'''

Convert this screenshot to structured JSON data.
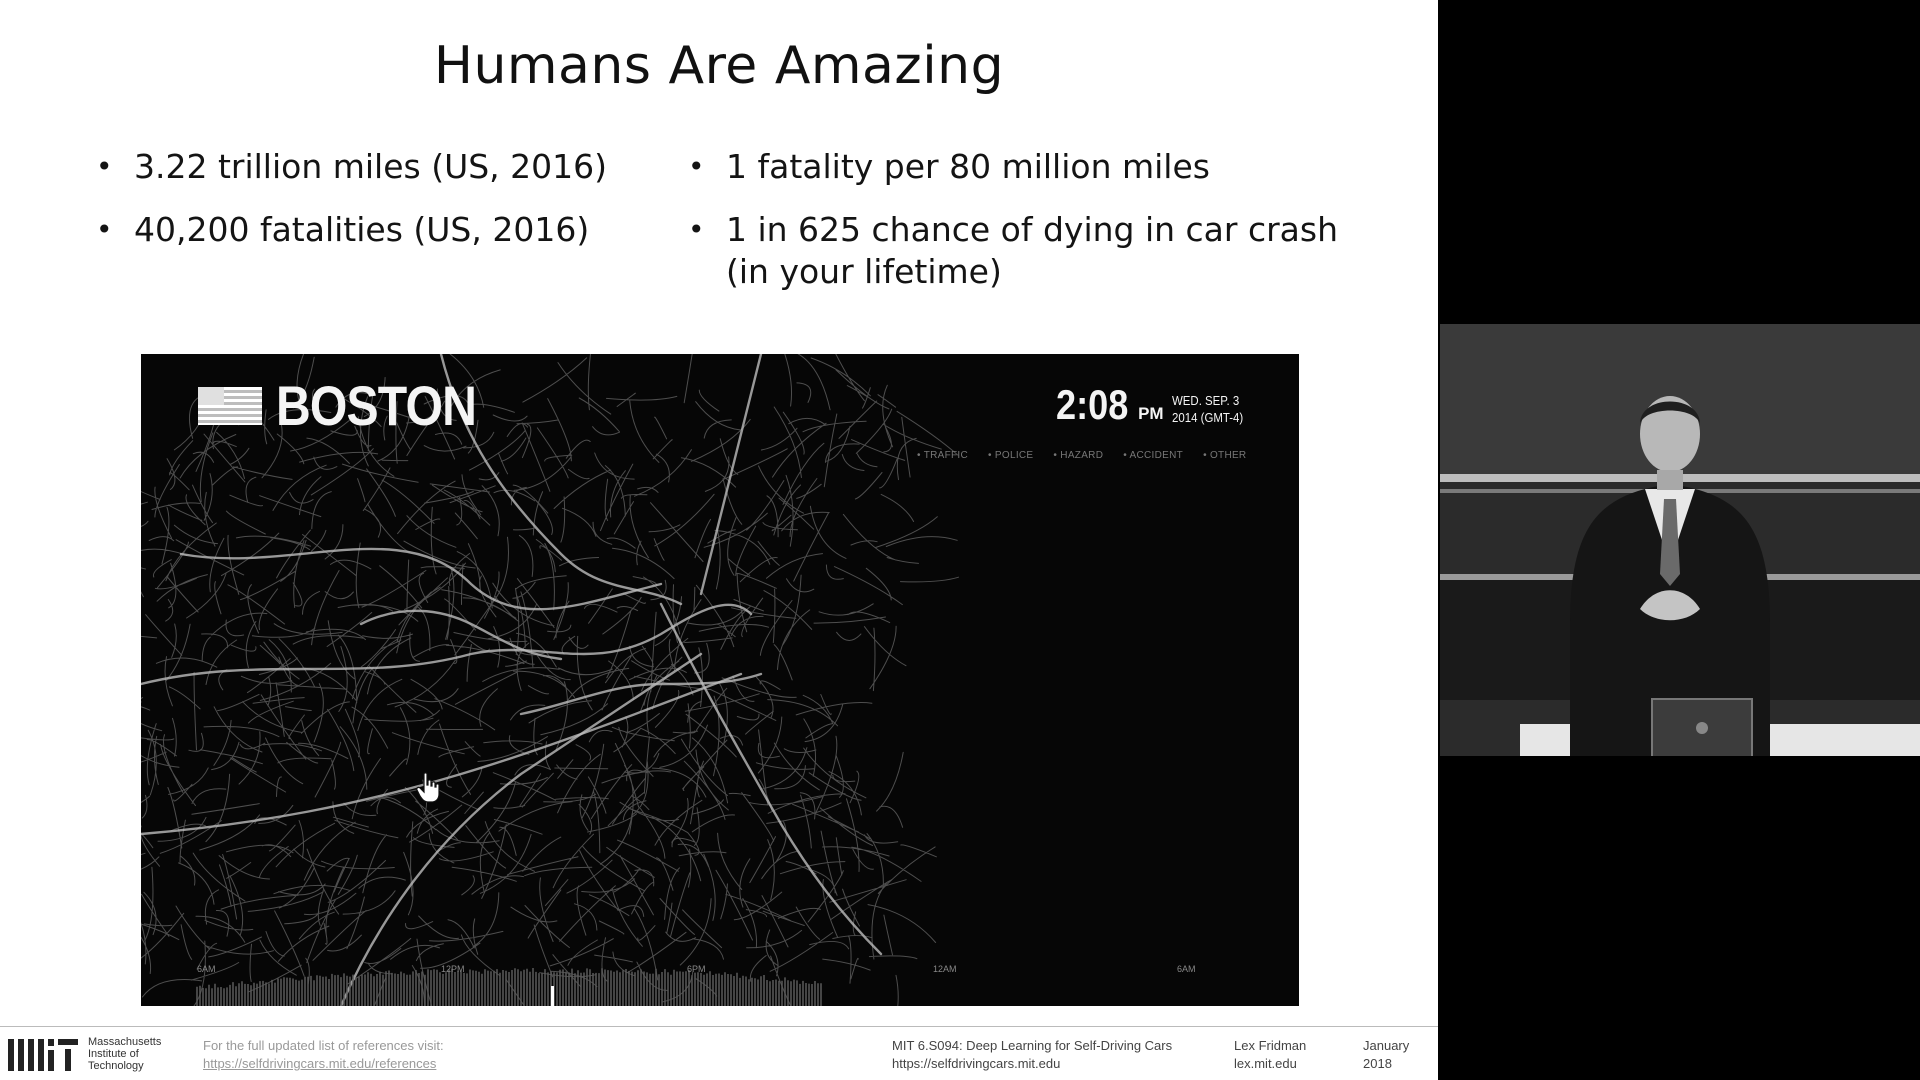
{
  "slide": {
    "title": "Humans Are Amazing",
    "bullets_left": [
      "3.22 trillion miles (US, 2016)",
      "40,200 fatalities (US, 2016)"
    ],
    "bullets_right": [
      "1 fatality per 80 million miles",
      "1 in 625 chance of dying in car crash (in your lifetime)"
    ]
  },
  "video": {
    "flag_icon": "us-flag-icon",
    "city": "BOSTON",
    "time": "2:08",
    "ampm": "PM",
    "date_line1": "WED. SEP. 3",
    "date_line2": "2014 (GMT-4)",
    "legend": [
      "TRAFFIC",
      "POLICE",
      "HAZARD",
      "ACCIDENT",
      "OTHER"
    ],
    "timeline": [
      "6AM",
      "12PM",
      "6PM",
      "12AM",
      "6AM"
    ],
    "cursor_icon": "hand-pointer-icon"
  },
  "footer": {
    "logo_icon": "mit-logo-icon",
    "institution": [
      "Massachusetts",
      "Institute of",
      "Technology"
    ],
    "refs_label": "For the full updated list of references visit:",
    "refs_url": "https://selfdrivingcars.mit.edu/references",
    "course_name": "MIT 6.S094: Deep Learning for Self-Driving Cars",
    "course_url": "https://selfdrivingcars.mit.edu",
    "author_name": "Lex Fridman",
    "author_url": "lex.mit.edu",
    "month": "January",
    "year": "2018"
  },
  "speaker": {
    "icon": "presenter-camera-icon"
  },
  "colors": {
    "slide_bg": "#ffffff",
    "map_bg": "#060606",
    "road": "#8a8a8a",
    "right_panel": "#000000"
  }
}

'''

**Set problem:** Without the pictures, restate all of the entries above verbatim.

**Solution for this problem:**
Convert this screenshot to structured JSON data.
{
  "slide": {
    "title": "Humans Are Amazing",
    "bullets_left": [
      "3.22 trillion miles (US, 2016)",
      "40,200 fatalities (US, 2016)"
    ],
    "bullets_right": [
      "1 fatality per 80 million miles",
      "1 in 625 chance of dying in car crash (in your lifetime)"
    ]
  },
  "video": {
    "flag_icon": "us-flag-icon",
    "city": "BOSTON",
    "time": "2:08",
    "ampm": "PM",
    "date_line1": "WED. SEP. 3",
    "date_line2": "2014 (GMT-4)",
    "legend": [
      "TRAFFIC",
      "POLICE",
      "HAZARD",
      "ACCIDENT",
      "OTHER"
    ],
    "timeline": [
      "6AM",
      "12PM",
      "6PM",
      "12AM",
      "6AM"
    ],
    "cursor_icon": "hand-pointer-icon"
  },
  "footer": {
    "logo_icon": "mit-logo-icon",
    "institution": [
      "Massachusetts",
      "Institute of",
      "Technology"
    ],
    "refs_label": "For the full updated list of references visit:",
    "refs_url": "https://selfdrivingcars.mit.edu/references",
    "course_name": "MIT 6.S094: Deep Learning for Self-Driving Cars",
    "course_url": "https://selfdrivingcars.mit.edu",
    "author_name": "Lex Fridman",
    "author_url": "lex.mit.edu",
    "month": "January",
    "year": "2018"
  },
  "speaker": {
    "icon": "presenter-camera-icon"
  },
  "colors": {
    "slide_bg": "#ffffff",
    "map_bg": "#060606",
    "road": "#8a8a8a",
    "right_panel": "#000000"
  }
}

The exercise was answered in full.